The request:
Present every line of the records below as a numbered list, omitting any blank lines.

Entries shown:
☆ ☆ ☆ ☆ ☆ ☆ ☆

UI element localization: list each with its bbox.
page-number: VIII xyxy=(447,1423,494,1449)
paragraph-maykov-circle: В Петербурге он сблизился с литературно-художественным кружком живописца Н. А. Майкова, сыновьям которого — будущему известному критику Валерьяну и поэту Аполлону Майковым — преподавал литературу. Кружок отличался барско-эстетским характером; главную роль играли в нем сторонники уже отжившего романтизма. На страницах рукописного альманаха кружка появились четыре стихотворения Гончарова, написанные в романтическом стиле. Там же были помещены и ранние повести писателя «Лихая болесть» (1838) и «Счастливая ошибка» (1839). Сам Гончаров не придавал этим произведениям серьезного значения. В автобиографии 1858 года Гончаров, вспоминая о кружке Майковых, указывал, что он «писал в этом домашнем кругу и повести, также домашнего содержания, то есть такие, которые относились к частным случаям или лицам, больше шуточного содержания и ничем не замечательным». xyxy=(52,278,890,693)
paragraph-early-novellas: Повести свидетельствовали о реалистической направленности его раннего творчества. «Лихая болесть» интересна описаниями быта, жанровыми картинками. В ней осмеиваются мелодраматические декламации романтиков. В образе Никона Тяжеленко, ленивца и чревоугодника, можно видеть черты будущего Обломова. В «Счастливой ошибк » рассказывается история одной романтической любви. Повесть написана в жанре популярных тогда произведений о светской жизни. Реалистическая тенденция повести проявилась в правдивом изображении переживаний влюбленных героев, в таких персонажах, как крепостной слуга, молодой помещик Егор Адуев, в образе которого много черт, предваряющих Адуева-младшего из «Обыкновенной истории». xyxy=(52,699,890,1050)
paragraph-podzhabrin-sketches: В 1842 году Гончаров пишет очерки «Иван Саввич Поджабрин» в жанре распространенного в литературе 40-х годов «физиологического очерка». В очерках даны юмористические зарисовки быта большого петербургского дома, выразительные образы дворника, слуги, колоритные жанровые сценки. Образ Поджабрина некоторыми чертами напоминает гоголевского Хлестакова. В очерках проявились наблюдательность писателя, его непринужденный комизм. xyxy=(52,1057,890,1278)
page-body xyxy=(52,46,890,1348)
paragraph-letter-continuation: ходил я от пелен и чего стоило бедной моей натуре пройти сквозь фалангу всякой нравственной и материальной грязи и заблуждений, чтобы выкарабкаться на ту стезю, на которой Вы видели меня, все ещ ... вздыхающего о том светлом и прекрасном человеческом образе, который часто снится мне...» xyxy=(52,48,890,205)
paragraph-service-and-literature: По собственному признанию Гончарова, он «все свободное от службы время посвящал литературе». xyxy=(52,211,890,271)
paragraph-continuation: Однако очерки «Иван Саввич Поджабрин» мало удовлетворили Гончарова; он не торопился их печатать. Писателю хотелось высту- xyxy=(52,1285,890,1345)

☆ ☆ ☆ ☆ ☆ ☆ ☆

Correct output:
1. UI element localization: list each with its bbox.
2. page-number: VIII xyxy=(447,1423,494,1449)
3. paragraph-maykov-circle: В Петербурге он сблизился с литературно-художественным кружком живописца Н. А. Майкова, сыновьям которого — будущему известному критику Валерьяну и поэту Аполлону Майковым — преподавал литературу. Кружок отличался барско-эстетским характером; главную роль играли в нем сторонники уже отжившего романтизма. На страницах рукописного альманаха кружка появились четыре стихотворения Гончарова, написанные в романтическом стиле. Там же были помещены и ранние повести писателя «Лихая болесть» (1838) и «Счастливая ошибка» (1839). Сам Гончаров не придавал этим произведениям серьезного значения. В автобиографии 1858 года Гончаров, вспоминая о кружке Майковых, указывал, что он «писал в этом домашнем кругу и повести, также домашнего содержания, то есть такие, которые относились к частным случаям или лицам, больше шуточного содержания и ничем не замечательным». xyxy=(52,278,890,693)
4. paragraph-early-novellas: Повести свидетельствовали о реалистической направленности его раннего творчества. «Лихая болесть» интересна описаниями быта, жанровыми картинками. В ней осмеиваются мелодраматические декламации романтиков. В образе Никона Тяжеленко, ленивца и чревоугодника, можно видеть черты будущего Обломова. В «Счастливой ошибк » рассказывается история одной романтической любви. Повесть написана в жанре популярных тогда произведений о светской жизни. Реалистическая тенденция повести проявилась в правдивом изображении переживаний влюбленных героев, в таких персонажах, как крепостной слуга, молодой помещик Егор Адуев, в образе которого много черт, предваряющих Адуева-младшего из «Обыкновенной истории». xyxy=(52,699,890,1050)
5. paragraph-podzhabrin-sketches: В 1842 году Гончаров пишет очерки «Иван Саввич Поджабрин» в жанре распространенного в литературе 40-х годов «физиологического очерка». В очерках даны юмористические зарисовки быта большого петербургского дома, выразительные образы дворника, слуги, колоритные жанровые сценки. Образ Поджабрина некоторыми чертами напоминает гоголевского Хлестакова. В очерках проявились наблюдательность писателя, его непринужденный комизм. xyxy=(52,1057,890,1278)
6. page-body xyxy=(52,46,890,1348)
7. paragraph-letter-continuation: ходил я от пелен и чего стоило бедной моей натуре пройти сквозь фалангу всякой нравственной и материальной грязи и заблуждений, чтобы выкарабкаться на ту стезю, на которой Вы видели меня, все ещ ... вздыхающего о том светлом и прекрасном человеческом образе, который часто снится мне...» xyxy=(52,48,890,205)
8. paragraph-service-and-literature: По собственному признанию Гончарова, он «все свободное от службы время посвящал литературе». xyxy=(52,211,890,271)
9. paragraph-continuation: Однако очерки «Иван Саввич Поджабрин» мало удовлетворили Гончарова; он не торопился их печатать. Писателю хотелось высту- xyxy=(52,1285,890,1345)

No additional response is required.